__Supplied data__
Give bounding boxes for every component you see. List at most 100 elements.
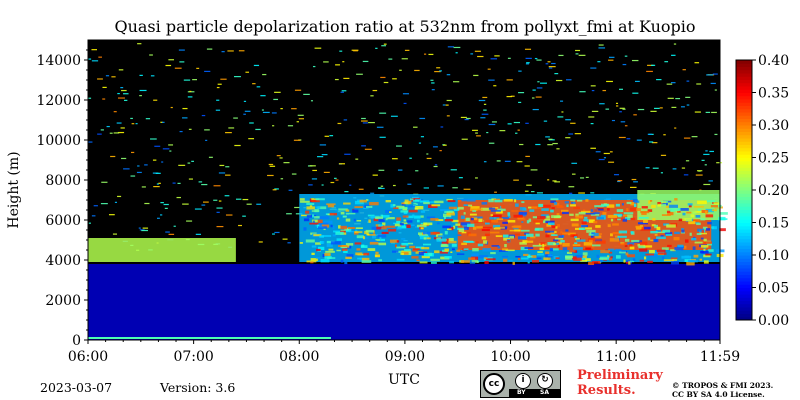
noise-speckle bbox=[362, 122, 368, 124]
noise-speckle bbox=[490, 58, 498, 60]
layer-texture bbox=[701, 230, 705, 233]
surface-signal bbox=[88, 337, 331, 339]
layer-texture bbox=[586, 229, 596, 233]
noise-speckle bbox=[114, 201, 118, 203]
layer-texture bbox=[522, 240, 525, 243]
layer-texture bbox=[594, 235, 602, 238]
layer-texture bbox=[416, 219, 420, 223]
layer-texture bbox=[643, 256, 647, 260]
noise-speckle bbox=[419, 117, 426, 120]
layer-texture bbox=[353, 231, 359, 235]
colorbar-segment bbox=[736, 271, 752, 275]
layer-texture bbox=[409, 198, 414, 201]
noise-speckle bbox=[506, 95, 513, 98]
layer-texture bbox=[570, 202, 576, 204]
noise-speckle bbox=[174, 67, 182, 69]
layer-texture bbox=[584, 216, 588, 219]
noise-speckle bbox=[144, 164, 148, 166]
noise-speckle bbox=[552, 180, 557, 182]
noise-speckle bbox=[141, 229, 148, 232]
colorbar-segment bbox=[736, 284, 752, 288]
layer-texture bbox=[451, 219, 459, 223]
layer-texture bbox=[674, 231, 680, 235]
cc-license-badge[interactable]: cc i ↻ BY SA bbox=[480, 370, 561, 398]
colorbar-tick-label: 0.35 bbox=[758, 86, 789, 102]
noise-speckle bbox=[486, 131, 489, 134]
layer-texture bbox=[550, 198, 559, 201]
noise-speckle bbox=[288, 189, 293, 191]
layer-texture bbox=[458, 228, 465, 233]
layer-texture bbox=[693, 254, 699, 258]
layer-texture bbox=[480, 207, 490, 211]
noise-speckle bbox=[683, 174, 689, 176]
noise-speckle bbox=[329, 135, 334, 137]
layer-texture bbox=[511, 210, 519, 212]
layer-texture bbox=[545, 234, 550, 238]
y-tick-label: 14000 bbox=[36, 53, 81, 69]
layer-texture bbox=[555, 257, 560, 260]
layer-texture bbox=[528, 218, 532, 222]
noise-speckle bbox=[705, 111, 711, 114]
layer-texture bbox=[396, 227, 402, 230]
layer-texture bbox=[590, 214, 600, 216]
layer-texture bbox=[371, 226, 381, 231]
layer-texture bbox=[595, 225, 601, 228]
layer-texture bbox=[581, 221, 587, 225]
layer-texture bbox=[448, 237, 454, 242]
noise-speckle bbox=[244, 110, 251, 112]
layer-texture bbox=[550, 200, 556, 203]
colorbar-segment bbox=[736, 177, 752, 181]
layer-texture bbox=[689, 260, 698, 263]
layer-texture bbox=[700, 237, 704, 240]
noise-speckle bbox=[309, 165, 316, 167]
layer-texture bbox=[344, 260, 348, 265]
layer-texture bbox=[505, 249, 515, 252]
layer-texture bbox=[582, 255, 587, 259]
noise-speckle bbox=[213, 185, 221, 187]
layer-texture bbox=[539, 247, 545, 251]
layer-texture bbox=[684, 239, 689, 243]
layer-texture bbox=[413, 202, 417, 205]
layer-texture bbox=[633, 203, 637, 208]
noise-speckle bbox=[478, 99, 486, 102]
noise-speckle bbox=[705, 150, 708, 152]
noise-speckle bbox=[671, 54, 676, 56]
noise-speckle bbox=[565, 119, 571, 121]
noise-speckle bbox=[608, 161, 615, 163]
layer-texture bbox=[420, 222, 423, 225]
layer-texture bbox=[311, 245, 317, 248]
layer-texture bbox=[613, 213, 622, 217]
layer-texture bbox=[312, 219, 318, 223]
noise-speckle bbox=[591, 110, 599, 113]
layer-texture bbox=[312, 220, 315, 223]
layer-texture bbox=[444, 248, 450, 252]
colorbar-segment bbox=[736, 212, 752, 217]
layer-texture bbox=[647, 260, 653, 263]
noise-speckle bbox=[531, 97, 535, 99]
noise-speckle bbox=[686, 104, 690, 106]
layer-texture bbox=[306, 214, 317, 218]
layer-texture bbox=[457, 227, 468, 230]
noise-speckle bbox=[608, 56, 615, 58]
layer-texture bbox=[631, 239, 640, 243]
layer-texture bbox=[582, 248, 593, 251]
layer-texture bbox=[573, 257, 582, 261]
layer-texture bbox=[412, 248, 418, 252]
colorbar-segment bbox=[736, 134, 752, 139]
layer-texture bbox=[463, 212, 466, 215]
noise-speckle bbox=[651, 64, 656, 66]
noise-speckle bbox=[696, 83, 702, 85]
layer-texture bbox=[527, 261, 530, 264]
layer-texture bbox=[697, 200, 707, 205]
colorbar-segment bbox=[736, 118, 752, 123]
colorbar-segment bbox=[736, 99, 752, 103]
noise-speckle bbox=[225, 166, 230, 168]
noise-speckle bbox=[255, 128, 261, 131]
noise-speckle bbox=[532, 89, 536, 91]
noise-speckle bbox=[97, 133, 102, 135]
layer-texture bbox=[320, 259, 330, 263]
noise-speckle bbox=[154, 145, 161, 147]
noise-speckle bbox=[571, 162, 578, 164]
layer-texture bbox=[680, 208, 689, 211]
colorbar-segment bbox=[736, 300, 752, 305]
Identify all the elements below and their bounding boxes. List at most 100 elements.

__Exercise brief__
Copy all of the data above line for line, with no changes. Leave out the pictures.

__Exercise answer__
Give bounding boxes for every component you see. List at most 100 elements.
noise-speckle bbox=[362, 122, 368, 124]
noise-speckle bbox=[490, 58, 498, 60]
layer-texture bbox=[701, 230, 705, 233]
surface-signal bbox=[88, 337, 331, 339]
layer-texture bbox=[586, 229, 596, 233]
noise-speckle bbox=[114, 201, 118, 203]
layer-texture bbox=[522, 240, 525, 243]
layer-texture bbox=[594, 235, 602, 238]
layer-texture bbox=[416, 219, 420, 223]
layer-texture bbox=[643, 256, 647, 260]
noise-speckle bbox=[419, 117, 426, 120]
layer-texture bbox=[353, 231, 359, 235]
colorbar-segment bbox=[736, 271, 752, 275]
layer-texture bbox=[409, 198, 414, 201]
noise-speckle bbox=[506, 95, 513, 98]
layer-texture bbox=[570, 202, 576, 204]
noise-speckle bbox=[174, 67, 182, 69]
layer-texture bbox=[584, 216, 588, 219]
noise-speckle bbox=[144, 164, 148, 166]
noise-speckle bbox=[552, 180, 557, 182]
noise-speckle bbox=[141, 229, 148, 232]
colorbar-segment bbox=[736, 284, 752, 288]
layer-texture bbox=[451, 219, 459, 223]
layer-texture bbox=[674, 231, 680, 235]
cc-license-badge[interactable]: cc i ↻ BY SA bbox=[480, 370, 561, 398]
colorbar-tick-label: 0.35 bbox=[758, 86, 789, 102]
noise-speckle bbox=[486, 131, 489, 134]
layer-texture bbox=[550, 198, 559, 201]
noise-speckle bbox=[288, 189, 293, 191]
layer-texture bbox=[458, 228, 465, 233]
layer-texture bbox=[693, 254, 699, 258]
layer-texture bbox=[480, 207, 490, 211]
noise-speckle bbox=[683, 174, 689, 176]
noise-speckle bbox=[329, 135, 334, 137]
layer-texture bbox=[511, 210, 519, 212]
layer-texture bbox=[545, 234, 550, 238]
y-tick-label: 14000 bbox=[36, 53, 81, 69]
layer-texture bbox=[555, 257, 560, 260]
layer-texture bbox=[528, 218, 532, 222]
noise-speckle bbox=[705, 111, 711, 114]
layer-texture bbox=[396, 227, 402, 230]
layer-texture bbox=[590, 214, 600, 216]
layer-texture bbox=[371, 226, 381, 231]
layer-texture bbox=[595, 225, 601, 228]
layer-texture bbox=[581, 221, 587, 225]
layer-texture bbox=[448, 237, 454, 242]
noise-speckle bbox=[244, 110, 251, 112]
layer-texture bbox=[550, 200, 556, 203]
colorbar-segment bbox=[736, 177, 752, 181]
layer-texture bbox=[689, 260, 698, 263]
layer-texture bbox=[700, 237, 704, 240]
noise-speckle bbox=[309, 165, 316, 167]
layer-texture bbox=[344, 260, 348, 265]
layer-texture bbox=[505, 249, 515, 252]
layer-texture bbox=[582, 255, 587, 259]
noise-speckle bbox=[213, 185, 221, 187]
layer-texture bbox=[539, 247, 545, 251]
layer-texture bbox=[684, 239, 689, 243]
layer-texture bbox=[413, 202, 417, 205]
layer-texture bbox=[633, 203, 637, 208]
noise-speckle bbox=[478, 99, 486, 102]
noise-speckle bbox=[705, 150, 708, 152]
noise-speckle bbox=[671, 54, 676, 56]
noise-speckle bbox=[565, 119, 571, 121]
noise-speckle bbox=[608, 161, 615, 163]
layer-texture bbox=[420, 222, 423, 225]
layer-texture bbox=[311, 245, 317, 248]
layer-texture bbox=[613, 213, 622, 217]
layer-texture bbox=[312, 219, 318, 223]
noise-speckle bbox=[591, 110, 599, 113]
layer-texture bbox=[312, 220, 315, 223]
layer-texture bbox=[444, 248, 450, 252]
colorbar-segment bbox=[736, 212, 752, 217]
layer-texture bbox=[647, 260, 653, 263]
noise-speckle bbox=[531, 97, 535, 99]
noise-speckle bbox=[686, 104, 690, 106]
layer-texture bbox=[306, 214, 317, 218]
layer-texture bbox=[457, 227, 468, 230]
noise-speckle bbox=[608, 56, 615, 58]
layer-texture bbox=[631, 239, 640, 243]
layer-texture bbox=[582, 248, 593, 251]
layer-texture bbox=[573, 257, 582, 261]
layer-texture bbox=[412, 248, 418, 252]
colorbar-segment bbox=[736, 134, 752, 139]
layer-texture bbox=[463, 212, 466, 215]
noise-speckle bbox=[651, 64, 656, 66]
noise-speckle bbox=[696, 83, 702, 85]
layer-texture bbox=[527, 261, 530, 264]
layer-texture bbox=[697, 200, 707, 205]
colorbar-segment bbox=[736, 118, 752, 123]
colorbar-segment bbox=[736, 99, 752, 103]
noise-speckle bbox=[225, 166, 230, 168]
noise-speckle bbox=[255, 128, 261, 131]
noise-speckle bbox=[532, 89, 536, 91]
noise-speckle bbox=[97, 133, 102, 135]
layer-texture bbox=[320, 259, 330, 263]
noise-speckle bbox=[154, 145, 161, 147]
noise-speckle bbox=[571, 162, 578, 164]
layer-texture bbox=[680, 208, 689, 211]
colorbar-segment bbox=[736, 300, 752, 305]
Identify all the elements below and their bounding boxes. List at most 100 elements.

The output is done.